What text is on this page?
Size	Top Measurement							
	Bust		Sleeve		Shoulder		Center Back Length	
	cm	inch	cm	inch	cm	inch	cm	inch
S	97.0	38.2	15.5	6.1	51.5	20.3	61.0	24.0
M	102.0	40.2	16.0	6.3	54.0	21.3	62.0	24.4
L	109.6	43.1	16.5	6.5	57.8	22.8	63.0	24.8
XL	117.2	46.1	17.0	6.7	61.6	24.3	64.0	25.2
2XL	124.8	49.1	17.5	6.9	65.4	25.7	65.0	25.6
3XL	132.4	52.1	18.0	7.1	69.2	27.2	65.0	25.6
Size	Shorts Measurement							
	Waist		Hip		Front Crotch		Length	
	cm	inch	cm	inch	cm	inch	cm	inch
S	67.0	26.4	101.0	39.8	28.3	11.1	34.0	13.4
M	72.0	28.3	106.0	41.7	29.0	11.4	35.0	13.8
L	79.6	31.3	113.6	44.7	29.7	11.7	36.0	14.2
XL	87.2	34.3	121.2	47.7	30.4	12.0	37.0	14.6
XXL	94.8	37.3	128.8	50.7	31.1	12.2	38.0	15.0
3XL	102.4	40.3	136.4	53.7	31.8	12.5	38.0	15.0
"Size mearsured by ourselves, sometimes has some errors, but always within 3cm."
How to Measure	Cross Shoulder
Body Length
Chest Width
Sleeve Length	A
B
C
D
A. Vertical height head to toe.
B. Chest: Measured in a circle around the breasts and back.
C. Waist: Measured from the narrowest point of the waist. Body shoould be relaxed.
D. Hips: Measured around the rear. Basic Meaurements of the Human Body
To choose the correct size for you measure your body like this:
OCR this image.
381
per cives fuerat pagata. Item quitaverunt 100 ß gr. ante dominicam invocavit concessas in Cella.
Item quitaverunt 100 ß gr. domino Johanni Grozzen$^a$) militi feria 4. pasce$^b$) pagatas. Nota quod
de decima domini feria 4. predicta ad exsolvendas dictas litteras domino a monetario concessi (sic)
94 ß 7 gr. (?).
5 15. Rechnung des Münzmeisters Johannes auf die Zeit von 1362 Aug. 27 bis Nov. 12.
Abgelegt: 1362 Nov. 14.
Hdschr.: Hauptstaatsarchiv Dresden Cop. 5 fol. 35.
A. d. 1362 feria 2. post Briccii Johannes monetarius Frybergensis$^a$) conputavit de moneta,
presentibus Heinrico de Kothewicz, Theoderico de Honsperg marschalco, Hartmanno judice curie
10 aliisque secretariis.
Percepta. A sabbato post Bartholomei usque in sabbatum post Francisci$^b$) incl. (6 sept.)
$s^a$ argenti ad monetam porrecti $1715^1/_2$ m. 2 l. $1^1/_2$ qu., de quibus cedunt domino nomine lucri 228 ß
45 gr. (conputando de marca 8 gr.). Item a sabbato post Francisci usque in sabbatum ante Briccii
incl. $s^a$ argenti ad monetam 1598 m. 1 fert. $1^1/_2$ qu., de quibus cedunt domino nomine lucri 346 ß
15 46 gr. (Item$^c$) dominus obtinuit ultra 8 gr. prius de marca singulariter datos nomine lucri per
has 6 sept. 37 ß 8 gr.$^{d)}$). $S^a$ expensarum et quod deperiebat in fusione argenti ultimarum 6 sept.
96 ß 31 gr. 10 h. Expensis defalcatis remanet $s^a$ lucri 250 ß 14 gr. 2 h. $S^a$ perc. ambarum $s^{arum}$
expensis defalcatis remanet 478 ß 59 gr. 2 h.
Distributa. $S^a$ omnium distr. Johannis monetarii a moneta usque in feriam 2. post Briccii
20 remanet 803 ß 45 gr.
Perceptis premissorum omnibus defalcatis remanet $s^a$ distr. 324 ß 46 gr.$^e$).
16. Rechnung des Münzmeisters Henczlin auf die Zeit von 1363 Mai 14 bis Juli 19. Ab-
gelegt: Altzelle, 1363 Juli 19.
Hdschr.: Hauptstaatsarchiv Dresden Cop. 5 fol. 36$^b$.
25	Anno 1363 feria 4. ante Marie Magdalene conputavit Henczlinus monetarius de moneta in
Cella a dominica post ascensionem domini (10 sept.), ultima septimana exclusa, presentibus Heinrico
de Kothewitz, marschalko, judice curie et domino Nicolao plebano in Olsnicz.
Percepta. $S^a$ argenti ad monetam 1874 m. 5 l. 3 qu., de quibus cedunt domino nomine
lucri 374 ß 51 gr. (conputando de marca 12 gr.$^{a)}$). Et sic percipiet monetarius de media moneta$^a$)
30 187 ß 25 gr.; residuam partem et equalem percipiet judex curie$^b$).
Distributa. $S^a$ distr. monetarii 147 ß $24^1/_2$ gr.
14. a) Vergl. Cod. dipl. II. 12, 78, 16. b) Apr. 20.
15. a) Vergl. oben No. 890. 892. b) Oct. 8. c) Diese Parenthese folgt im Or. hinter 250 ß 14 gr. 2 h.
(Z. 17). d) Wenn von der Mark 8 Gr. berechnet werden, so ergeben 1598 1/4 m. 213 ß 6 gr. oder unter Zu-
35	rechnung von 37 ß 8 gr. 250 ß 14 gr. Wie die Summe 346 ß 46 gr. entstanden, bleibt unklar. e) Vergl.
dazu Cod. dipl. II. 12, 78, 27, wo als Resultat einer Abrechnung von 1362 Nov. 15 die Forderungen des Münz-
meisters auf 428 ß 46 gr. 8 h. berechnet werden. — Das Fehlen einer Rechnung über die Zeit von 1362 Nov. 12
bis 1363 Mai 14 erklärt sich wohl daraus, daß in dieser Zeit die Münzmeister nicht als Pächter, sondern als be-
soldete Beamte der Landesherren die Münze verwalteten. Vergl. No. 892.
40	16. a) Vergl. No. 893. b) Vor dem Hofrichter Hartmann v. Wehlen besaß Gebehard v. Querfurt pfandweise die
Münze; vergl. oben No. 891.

----

Write out every entry verbatim.

## Result of the task
What text is on this page?
Size	Top Measurement							
	Bust		Sleeve		Shoulder		Center Back Length	
	cm	inch	cm	inch	cm	inch	cm	inch
S	97.0	38.2	15.5	6.1	51.5	20.3	61.0	24.0
M	102.0	40.2	16.0	6.3	54.0	21.3	62.0	24.4
L	109.6	43.1	16.5	6.5	57.8	22.8	63.0	24.8
XL	117.2	46.1	17.0	6.7	61.6	24.3	64.0	25.2
2XL	124.8	49.1	17.5	6.9	65.4	25.7	65.0	25.6
3XL	132.4	52.1	18.0	7.1	69.2	27.2	65.0	25.6
Size	Shorts Measurement							
	Waist		Hip		Front Crotch		Length	
	cm	inch	cm	inch	cm	inch	cm	inch
S	67.0	26.4	101.0	39.8	28.3	11.1	34.0	13.4
M	72.0	28.3	106.0	41.7	29.0	11.4	35.0	13.8
L	79.6	31.3	113.6	44.7	29.7	11.7	36.0	14.2
XL	87.2	34.3	121.2	47.7	30.4	12.0	37.0	14.6
XXL	94.8	37.3	128.8	50.7	31.1	12.2	38.0	15.0
3XL	102.4	40.3	136.4	53.7	31.8	12.5	38.0	15.0
"Size mearsured by ourselves, sometimes has some errors, but always within 3cm."
How to Measure	Cross Shoulder
Body Length
Chest Width
Sleeve Length	A
B
C
D
A. Vertical height head to toe.
B. Chest: Measured in a circle around the breasts and back.
C. Waist: Measured from the narrowest point of the waist. Body shoould be relaxed.
D. Hips: Measured around the rear. Basic Meaurements of the Human Body
To choose the correct size for you measure your body like this:
OCR this image.
381
per cives fuerat pagata. Item quitaverunt 100 ß gr. ante dominicam invocavit concessas in Cella.
Item quitaverunt 100 ß gr. domino Johanni Grozzen$^a$) militi feria 4. pasce$^b$) pagatas. Nota quod
de decima domini feria 4. predicta ad exsolvendas dictas litteras domino a monetario concessi (sic)
94 ß 7 gr. (?).
5 15. Rechnung des Münzmeisters Johannes auf die Zeit von 1362 Aug. 27 bis Nov. 12.
Abgelegt: 1362 Nov. 14.
Hdschr.: Hauptstaatsarchiv Dresden Cop. 5 fol. 35.
A. d. 1362 feria 2. post Briccii Johannes monetarius Frybergensis$^a$) conputavit de moneta,
presentibus Heinrico de Kothewicz, Theoderico de Honsperg marschalco, Hartmanno judice curie
10 aliisque secretariis.
Percepta. A sabbato post Bartholomei usque in sabbatum post Francisci$^b$) incl. (6 sept.)
$s^a$ argenti ad monetam porrecti $1715^1/_2$ m. 2 l. $1^1/_2$ qu., de quibus cedunt domino nomine lucri 228 ß
45 gr. (conputando de marca 8 gr.). Item a sabbato post Francisci usque in sabbatum ante Briccii
incl. $s^a$ argenti ad monetam 1598 m. 1 fert. $1^1/_2$ qu., de quibus cedunt domino nomine lucri 346 ß
15 46 gr. (Item$^c$) dominus obtinuit ultra 8 gr. prius de marca singulariter datos nomine lucri per
has 6 sept. 37 ß 8 gr.$^{d)}$). $S^a$ expensarum et quod deperiebat in fusione argenti ultimarum 6 sept.
96 ß 31 gr. 10 h. Expensis defalcatis remanet $s^a$ lucri 250 ß 14 gr. 2 h. $S^a$ perc. ambarum $s^{arum}$
expensis defalcatis remanet 478 ß 59 gr. 2 h.
Distributa. $S^a$ omnium distr. Johannis monetarii a moneta usque in feriam 2. post Briccii
20 remanet 803 ß 45 gr.
Perceptis premissorum omnibus defalcatis remanet $s^a$ distr. 324 ß 46 gr.$^e$).
16. Rechnung des Münzmeisters Henczlin auf die Zeit von 1363 Mai 14 bis Juli 19. Ab-
gelegt: Altzelle, 1363 Juli 19.
Hdschr.: Hauptstaatsarchiv Dresden Cop. 5 fol. 36$^b$.
25	Anno 1363 feria 4. ante Marie Magdalene conputavit Henczlinus monetarius de moneta in
Cella a dominica post ascensionem domini (10 sept.), ultima septimana exclusa, presentibus Heinrico
de Kothewitz, marschalko, judice curie et domino Nicolao plebano in Olsnicz.
Percepta. $S^a$ argenti ad monetam 1874 m. 5 l. 3 qu., de quibus cedunt domino nomine
lucri 374 ß 51 gr. (conputando de marca 12 gr.$^{a)}$). Et sic percipiet monetarius de media moneta$^a$)
30 187 ß 25 gr.; residuam partem et equalem percipiet judex curie$^b$).
Distributa. $S^a$ distr. monetarii 147 ß $24^1/_2$ gr.
14. a) Vergl. Cod. dipl. II. 12, 78, 16. b) Apr. 20.
15. a) Vergl. oben No. 890. 892. b) Oct. 8. c) Diese Parenthese folgt im Or. hinter 250 ß 14 gr. 2 h.
(Z. 17). d) Wenn von der Mark 8 Gr. berechnet werden, so ergeben 1598 1/4 m. 213 ß 6 gr. oder unter Zu-
35	rechnung von 37 ß 8 gr. 250 ß 14 gr. Wie die Summe 346 ß 46 gr. entstanden, bleibt unklar. e) Vergl.
dazu Cod. dipl. II. 12, 78, 27, wo als Resultat einer Abrechnung von 1362 Nov. 15 die Forderungen des Münz-
meisters auf 428 ß 46 gr. 8 h. berechnet werden. — Das Fehlen einer Rechnung über die Zeit von 1362 Nov. 12
bis 1363 Mai 14 erklärt sich wohl daraus, daß in dieser Zeit die Münzmeister nicht als Pächter, sondern als be-
soldete Beamte der Landesherren die Münze verwalteten. Vergl. No. 892.
40	16. a) Vergl. No. 893. b) Vor dem Hofrichter Hartmann v. Wehlen besaß Gebehard v. Querfurt pfandweise die
Münze; vergl. oben No. 891.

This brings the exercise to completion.